Page text dataset records
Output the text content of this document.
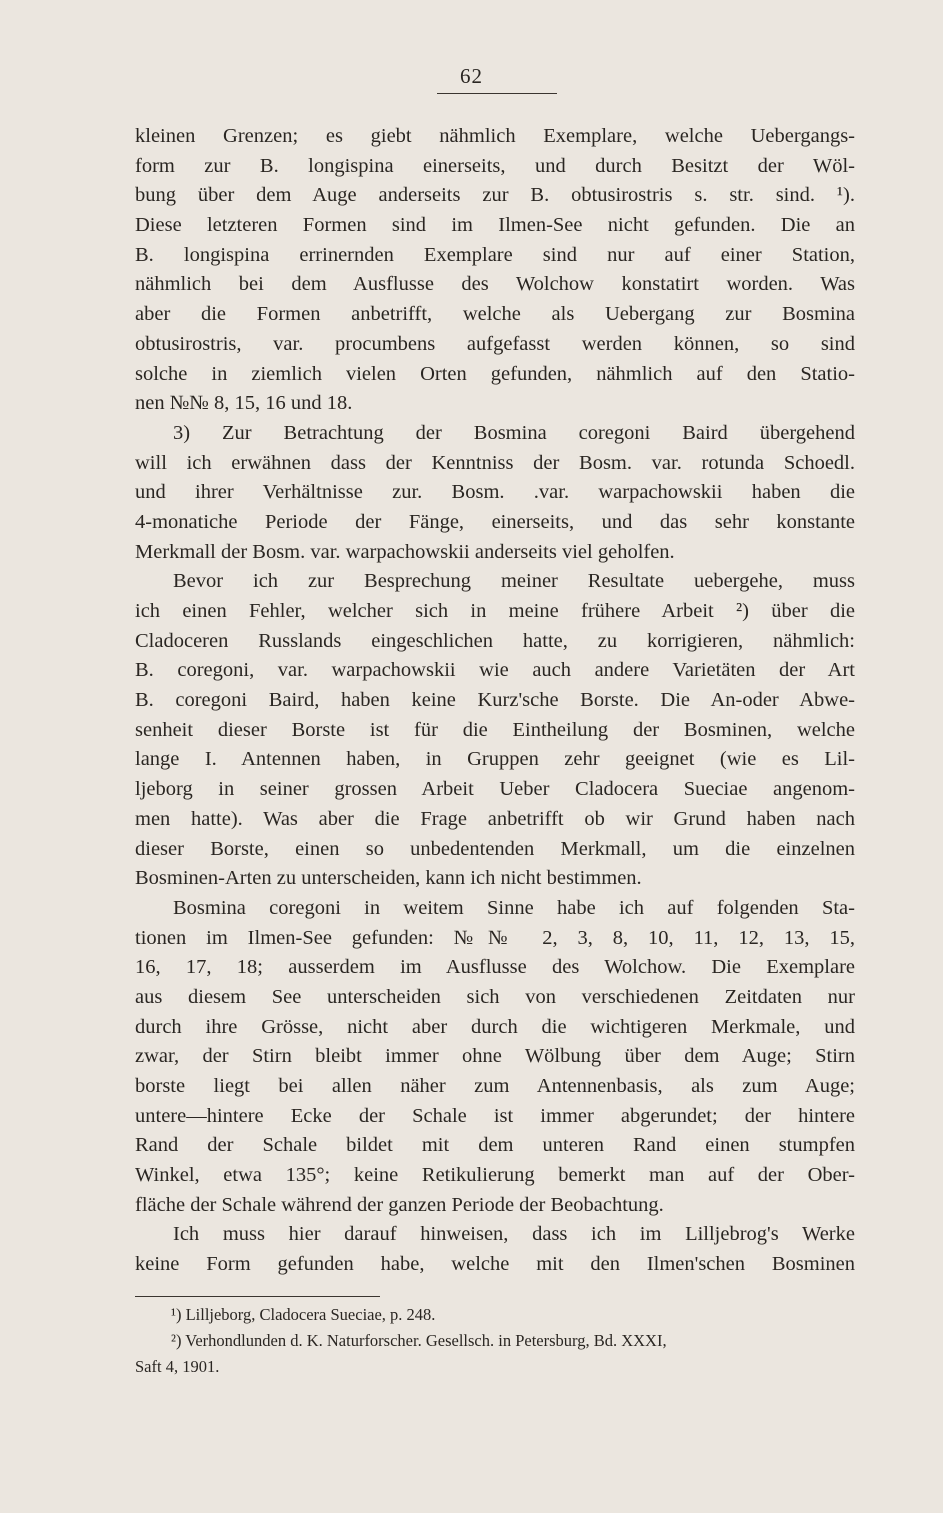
62
kleinen Grenzen; es giebt nähmlich Exemplare, welche Uebergangs-
form zur B. longispina einerseits, und durch Besitzt der Wöl-
bung über dem Auge anderseits zur B. obtusirostris s. str. sind. ¹).
Diese letzteren Formen sind im Ilmen-See nicht gefunden. Die an
B. longispina errinernden Exemplare sind nur auf einer Station,
nähmlich bei dem Ausflusse des Wolchow konstatirt worden. Was
aber die Formen anbetrifft, welche als Uebergang zur Bosmina
obtusirostris, var. procumbens aufgefasst werden können, so sind
solche in ziemlich vielen Orten gefunden, nähmlich auf den Statio-
nen №№ 8, 15, 16 und 18.
3) Zur Betrachtung der Bosmina coregoni Baird übergehend
will ich erwähnen dass der Kenntniss der Bosm. var. rotunda Schoedl.
und ihrer Verhältnisse zur. Bosm. .var. warpachowskii haben die
4-monatiche Periode der Fänge, einerseits, und das sehr konstante
Merkmall der Bosm. var. warpachowskii anderseits viel geholfen.
Bevor ich zur Besprechung meiner Resultate uebergehe, muss
ich einen Fehler, welcher sich in meine frühere Arbeit ²) über die
Cladoceren Russlands eingeschlichen hatte, zu korrigieren, nähmlich:
B. coregoni, var. warpachowskii wie auch andere Varietäten der Art
B. coregoni Baird, haben keine Kurz'sche Borste. Die An-oder Abwe-
senheit dieser Borste ist für die Eintheilung der Bosminen, welche
lange I. Antennen haben, in Gruppen zehr geeignet (wie es Lil-
ljeborg in seiner grossen Arbeit Ueber Cladocera Sueciae angenom-
men hatte). Was aber die Frage anbetrifft ob wir Grund haben nach
dieser Borste, einen so unbedentenden Merkmall, um die einzelnen
Bosminen-Arten zu unterscheiden, kann ich nicht bestimmen.
Bosmina coregoni in weitem Sinne habe ich auf folgenden Sta-
tionen im Ilmen-See gefunden: №№ 2, 3, 8, 10, 11, 12, 13, 15,
16, 17, 18; ausserdem im Ausflusse des Wolchow. Die Exemplare
aus diesem See unterscheiden sich von verschiedenen Zeitdaten nur
durch ihre Grösse, nicht aber durch die wichtigeren Merkmale, und
zwar, der Stirn bleibt immer ohne Wölbung über dem Auge; Stirn
borste liegt bei allen näher zum Antennenbasis, als zum Auge;
untere—hintere Ecke der Schale ist immer abgerundet; der hintere
Rand der Schale bildet mit dem unteren Rand einen stumpfen
Winkel, etwa 135°; keine Retikulierung bemerkt man auf der Ober-
fläche der Schale während der ganzen Periode der Beobachtung.
Ich muss hier darauf hinweisen, dass ich im Lilljebrog's Werke
keine Form gefunden habe, welche mit den Ilmen'schen Bosminen
¹) Lilljeborg, Cladocera Sueciae, p. 248.
²) Verhondlunden d. K. Naturforscher. Gesellsch. in Petersburg, Bd. XXXI,
Saft 4, 1901.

Task prompt =
Give an exact copy of the data, and omit any pictures it holds.

Answer space =
Output the text content of this document.
62
kleinen Grenzen; es giebt nähmlich Exemplare, welche Uebergangs-
form zur B. longispina einerseits, und durch Besitzt der Wöl-
bung über dem Auge anderseits zur B. obtusirostris s. str. sind. ¹).
Diese letzteren Formen sind im Ilmen-See nicht gefunden. Die an
B. longispina errinernden Exemplare sind nur auf einer Station,
nähmlich bei dem Ausflusse des Wolchow konstatirt worden. Was
aber die Formen anbetrifft, welche als Uebergang zur Bosmina
obtusirostris, var. procumbens aufgefasst werden können, so sind
solche in ziemlich vielen Orten gefunden, nähmlich auf den Statio-
nen №№ 8, 15, 16 und 18.
3) Zur Betrachtung der Bosmina coregoni Baird übergehend
will ich erwähnen dass der Kenntniss der Bosm. var. rotunda Schoedl.
und ihrer Verhältnisse zur. Bosm. .var. warpachowskii haben die
4-monatiche Periode der Fänge, einerseits, und das sehr konstante
Merkmall der Bosm. var. warpachowskii anderseits viel geholfen.
Bevor ich zur Besprechung meiner Resultate uebergehe, muss
ich einen Fehler, welcher sich in meine frühere Arbeit ²) über die
Cladoceren Russlands eingeschlichen hatte, zu korrigieren, nähmlich:
B. coregoni, var. warpachowskii wie auch andere Varietäten der Art
B. coregoni Baird, haben keine Kurz'sche Borste. Die An-oder Abwe-
senheit dieser Borste ist für die Eintheilung der Bosminen, welche
lange I. Antennen haben, in Gruppen zehr geeignet (wie es Lil-
ljeborg in seiner grossen Arbeit Ueber Cladocera Sueciae angenom-
men hatte). Was aber die Frage anbetrifft ob wir Grund haben nach
dieser Borste, einen so unbedentenden Merkmall, um die einzelnen
Bosminen-Arten zu unterscheiden, kann ich nicht bestimmen.
Bosmina coregoni in weitem Sinne habe ich auf folgenden Sta-
tionen im Ilmen-See gefunden: №№ 2, 3, 8, 10, 11, 12, 13, 15,
16, 17, 18; ausserdem im Ausflusse des Wolchow. Die Exemplare
aus diesem See unterscheiden sich von verschiedenen Zeitdaten nur
durch ihre Grösse, nicht aber durch die wichtigeren Merkmale, und
zwar, der Stirn bleibt immer ohne Wölbung über dem Auge; Stirn
borste liegt bei allen näher zum Antennenbasis, als zum Auge;
untere—hintere Ecke der Schale ist immer abgerundet; der hintere
Rand der Schale bildet mit dem unteren Rand einen stumpfen
Winkel, etwa 135°; keine Retikulierung bemerkt man auf der Ober-
fläche der Schale während der ganzen Periode der Beobachtung.
Ich muss hier darauf hinweisen, dass ich im Lilljebrog's Werke
keine Form gefunden habe, welche mit den Ilmen'schen Bosminen
¹) Lilljeborg, Cladocera Sueciae, p. 248.
²) Verhondlunden d. K. Naturforscher. Gesellsch. in Petersburg, Bd. XXXI,
Saft 4, 1901.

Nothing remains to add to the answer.